▸ **Required tasks**
[A] In the interview text, where is Skycatcher based?
[B] In the interview text, update the part that starts at the words "On Ridmik Messenger" and ends after "and business models.", changing "investment partnership" to "investment firm".

We have some goals company-wise. At ShareTrip, we want to be sustainable as soon as possible. In our ad product, we have some goals. We want to grow our market share. We have some product-related goals such as showing ads in native apps and all that, we want to launch these features. 

In Ridmik, we want to have as many downloads in messenger as we can. The more users we have we will have a better understanding of the market and so on. But why would users come to our service, that's where we want to show the difference and uniqueness of our product compared to existing services. In Ridmik, growth is the number one priority. The same goes for the Ridmik news. 

We have a long-term strategy for Ridmik news. We started as an aggregator. We aim to launch more services and unique features in the news product. We plan to add podcasting and similar services there. We may add shows as well. We will invest more in quality content and niche segments. We will be targeting customer segments where we could make a difference with quality. We are building a stronger team to improve the quality of content. We are hiring new teammates who are working on original content. 

The same goes for the books, we are working on Ridmik's original books. The priority is to bring more users and make sure that they stick around with us. 

On Ridmik Messenger and DataBird’s fintech ambition 

Kashef Rahman: Yes, it is in the next version. To be honest, it is WeChat. Two things will happen in messenger, there will be ads and there will transactions through which we will eventually monetize. 


Skycatcher is a global value-oriented investment partnership based in Austin, Texas, with research offices in Asia and Africa. The firm specializes in software and Internet companies, with expertise across geographies and business models.


On working with the Skycatcher team 

Kashef Rahman: Our working dynamic is excellent. They are the best, to be honest. They first invested in Pathao. They successfully exited as well. They are the first ones to show that you could build a consumer tech business at scale in Bangladesh, invest in it, and successfully exit as well. 

Tanveer Ali, who is also the executive director of Olympic Group, has been living in Bangladesh for a decade now. He is the local guy and Siamac Kamalie is the global guy. Their working coordination is brilliant. They not only bring capital, but they also bring perspectives and insights, which are super useful. Their connection and experience have been instrumental for us. To give an example, we did not have a firm grasp of gamification before. Siamac encouraged us to pursue it. He is really fascinated by Chinese apps. When they helped me understand it, I was into it and we launched several gamification features at ShareTrip. Spin to win is now a huge part of our product evolution and a hugely popular feature in our app. 

In travel, MAU is okay but DAU is tough. As a user, you don't need to use the ShareTrip app daily. You probably use the ShareTrip app three times a year for a couple of days. But these initiatives that we have been taking to bring users to our app daily, have been helping us a lot to build retention and loyalty and stay on top of the mind of our users. 

We meet weekly. We set targets for ourselves. In fact, in many ways, we are more ambitious than them. Despite the fact that I'm a rather conservative founder. I'm aggressive but then and again, I'm also conservative when it comes to ensuring the sustainability of the business. I think about A, B, C, D options before making a decision. We have excelled a lot throughout this COVID period. Before COVID, we were stretching and going beyond our capacity. In the first few months of the COVID shutdown, we took the time to put things together. 

We have a grand vision for building the internet ecosystem of Bangladesh. Tanveer and Siamac are passionately invested in the Bangladesh market. Their heart and soul is in here. It is a good thing for us. 

The way we are growing. Alhamdulillah. We are super optimistic. The pandemic has been a difficult time and has changed many of our calculations. But we are confident and hopeful. We see a huge potential in the Bangladesh market.

▸ **Dataset excerpts**
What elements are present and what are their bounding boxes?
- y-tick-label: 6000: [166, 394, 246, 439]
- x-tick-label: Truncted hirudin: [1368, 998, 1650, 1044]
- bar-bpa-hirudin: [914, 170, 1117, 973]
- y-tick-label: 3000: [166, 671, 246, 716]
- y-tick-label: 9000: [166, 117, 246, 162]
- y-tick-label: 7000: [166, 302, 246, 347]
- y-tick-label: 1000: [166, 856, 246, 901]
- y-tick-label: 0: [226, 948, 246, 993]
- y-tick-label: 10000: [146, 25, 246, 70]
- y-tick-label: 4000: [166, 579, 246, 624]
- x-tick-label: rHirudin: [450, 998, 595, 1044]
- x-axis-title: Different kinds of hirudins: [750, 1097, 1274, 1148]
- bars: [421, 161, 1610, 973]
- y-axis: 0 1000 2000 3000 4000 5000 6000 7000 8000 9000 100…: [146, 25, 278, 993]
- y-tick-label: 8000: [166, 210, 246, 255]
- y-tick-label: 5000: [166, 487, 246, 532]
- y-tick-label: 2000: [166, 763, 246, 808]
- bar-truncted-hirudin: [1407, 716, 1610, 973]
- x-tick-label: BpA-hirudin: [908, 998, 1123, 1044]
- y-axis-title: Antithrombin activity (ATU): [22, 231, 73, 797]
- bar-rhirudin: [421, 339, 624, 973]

▸ **Written responses**
[A] Austin, Texas

[B]
On Ridmik Messenger and DataBird’s fintech ambition 

Kashef Rahman: Yes, it is in the next version. To be honest, it is WeChat. Two things will happen in messenger, there will be ads and there will transactions through which we will eventually monetize. 


Skycatcher is a global value-oriented investment firm based in Austin, Texas, with research offices in Asia and Africa. The firm specializes in software and Internet companies, with expertise across geographies and business models.